Excerpted text:
##########

The Lost Island

I missed the TV show Lost the first time it aired, but I tried it out over the summer, and it hooked me from the first scene. One of the best parts about the show is the island itself. In the DVD extras, the creators described the show as a central character. In that sense, it’s the main character, the one around which every other character and the main plot revolves.

Yesterday morning, it struck me that I know where and what the island is.

Out of respect for those who don’t wish to read such things before they’re revealed on the show, the details of my theory appear after the break. If I’m right, these are spoilers. If not, I’m just harmlessly blathering. Either way, you’ve been warned.

The island in Lost is Neverland. That’s right, the mythical island from J.M. Barrie’s Peter Pan.

Neverland is a place where the dreams of children–both conscious and unconscious–come true. That’s why in Peter Pan’s version it’s full of pirates, mermaids, Native American tribes, and lots more, all so the kids can have their adventures.

This is why the Others always capture the kids. The Others know that the kids have the ability to shape the island’s reality. Remember how the polar bear shows up after Walt reads a comic book featuring a polar bear? Or how he can’t ever lose at backgammon against Locke? Walt makes that happen because he’s on Neverland.

Notice the pirate ship in Season 1 finale? Sure it’s not Captain Hook’s Jolly Roger, but it might as well be.

In one of the early episodes this season, Michael and Jin hide from the Others and watch them traipse by at ankle level. They see that one of the Others walks by with a teddy bear tied to him. The Others are the Lost Boys from Peter Pan, all grown up. (The link to the show’s name is no coincidence.) As they age, they lose the ability to alter reality to suit themselves. Some of them cling to that through keeping to childlike ways: walking barefoot, keeping teddy bears, and so on.

##########

Supplied material:

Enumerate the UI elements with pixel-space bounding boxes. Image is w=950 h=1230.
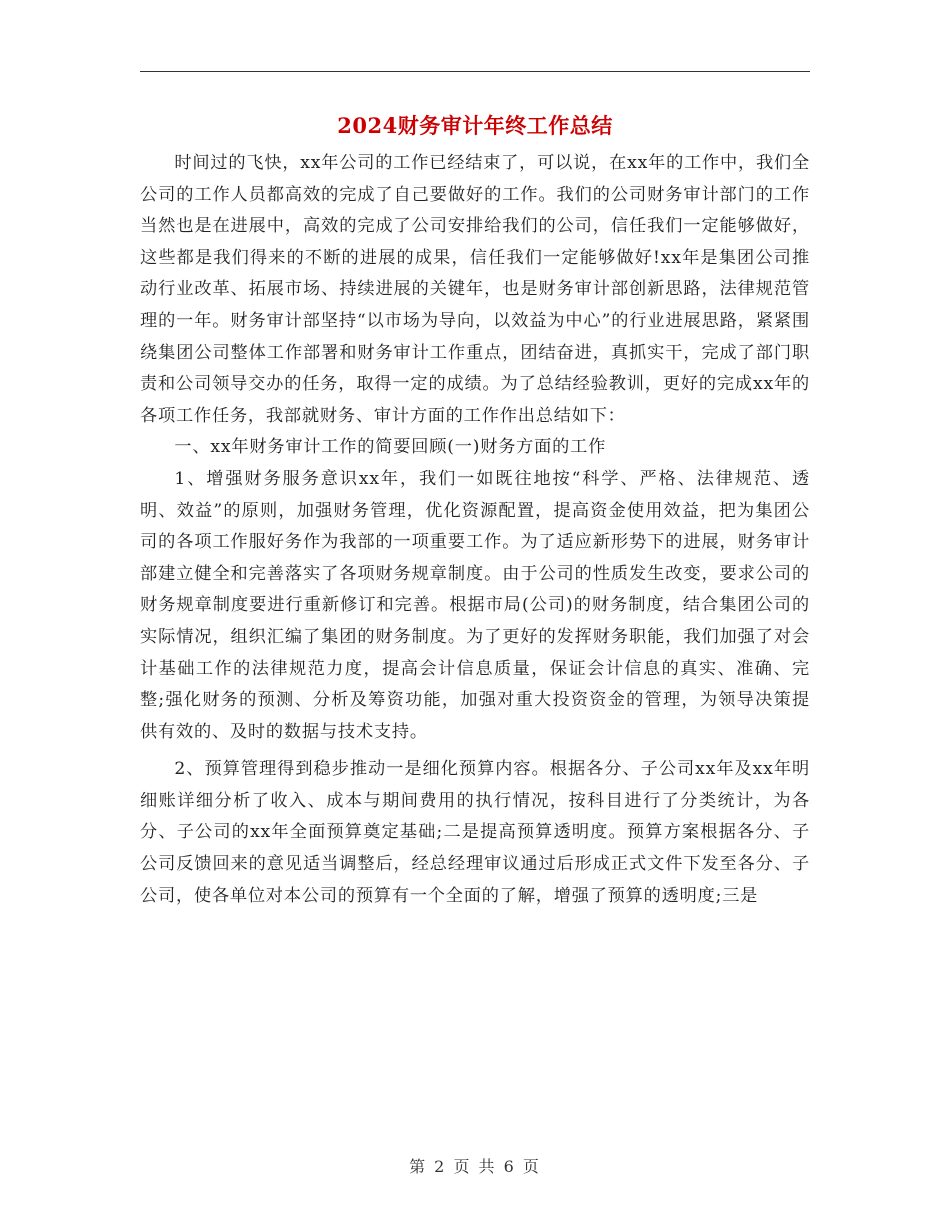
paragraph-budget-management: 2、预算管理得到稳步推动一是细化预算内容。根据各分、子公司xx年及xx年明细账详细分析了收入、成本与期间费用的执行情况，按科目进行了分类统计，为各分、子公司的xx年全面预算奠定基础;二是提高预算透明度。预算方案根据各分、子公司反馈回来的意见适当调整后，经总经理审议通过后形成正式文件下发至各分、子公司，使各单位对本公司的预算有一个全面的了解，增强了预算的透明度;三是: [140, 759, 810, 906]
paragraph-intro: 时间过的飞快，xx年公司的工作已经结束了，可以说，在xx年的工作中，我们全公司的工作人员都高效的完成了自己要做好的工作。我们的公司财务审计部门的工作当然也是在进展中，高效的完成了公司安排给我们的公司，信任我们一定能够做好，这些都是我们得来的不断的进展的成果，信任我们一定能够做好!xx年是集团公司推动行业改革、拓展市场、持续进展的关键年，也是财务审计部创新思路，法律规范管理的一年。财务审计部坚持“以市场为导向，以效益为中心”的行业进展思路，紧紧围绕集团公司整体工作部署和财务审计工作重点，团结奋进，真抓实干，完成了部门职责和公司领导交办的任务，取得一定的成绩。为了总结经验教训，更好的完成xx年的各项工作任务，我部就财务、审计方面的工作作出总结如下：: [140, 153, 810, 426]
paragraph-finance-service: 1、增强财务服务意识xx年，我们一如既往地按“科学、严格、法律规范、透明、效益”的原则，加强财务管理，优化资源配置，提高资金使用效益，把为集团公司的各项工作服好务作为我部的一项重要工作。为了适应新形势下的进展，财务审计部建立健全和完善落实了各项财务规章制度。由于公司的性质发生改变，要求公司的财务规章制度要进行重新修订和完善。根据市局(公司)的财务制度，结合集团公司的实际情况，组织汇编了集团的财务制度。为了更好的发挥财务职能，我们加强了对会计基础工作的法律规范力度，提高会计信息质量，保证会计信息的真实、准确、完整;强化财务的预测、分析及筹资功能，加强对重大投资资金的管理，为领导决策提供有效的、及时的数据与技术支持。: [140, 468, 810, 742]
header-rule: [140, 71, 810, 72]
page-number-footer: 第 2 页 共 6 页: [409, 1157, 541, 1176]
document-title: 2024财务审计年终工作总结: [337, 113, 613, 138]
paragraph-section-heading: 一、xx年财务审计工作的简要回顾(一)财务方面的工作: [174, 437, 607, 458]
document-body: [140, 148, 810, 912]
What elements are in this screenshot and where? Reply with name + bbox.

##########

Set task: In the Lost island essay, rename "Neverland" as "Never Land" throughout the passage between "The island in" and "have their adventures.", inclusive, and write out that passage with the change.

Task response:
The island in Lost is Never Land. That’s right, the mythical island from J.M. Barrie’s Peter Pan.

Never Land is a place where the dreams of children–both conscious and unconscious–come true. That’s why in Peter Pan’s version it’s full of pirates, mermaids, Native American tribes, and lots more, all so the kids can have their adventures.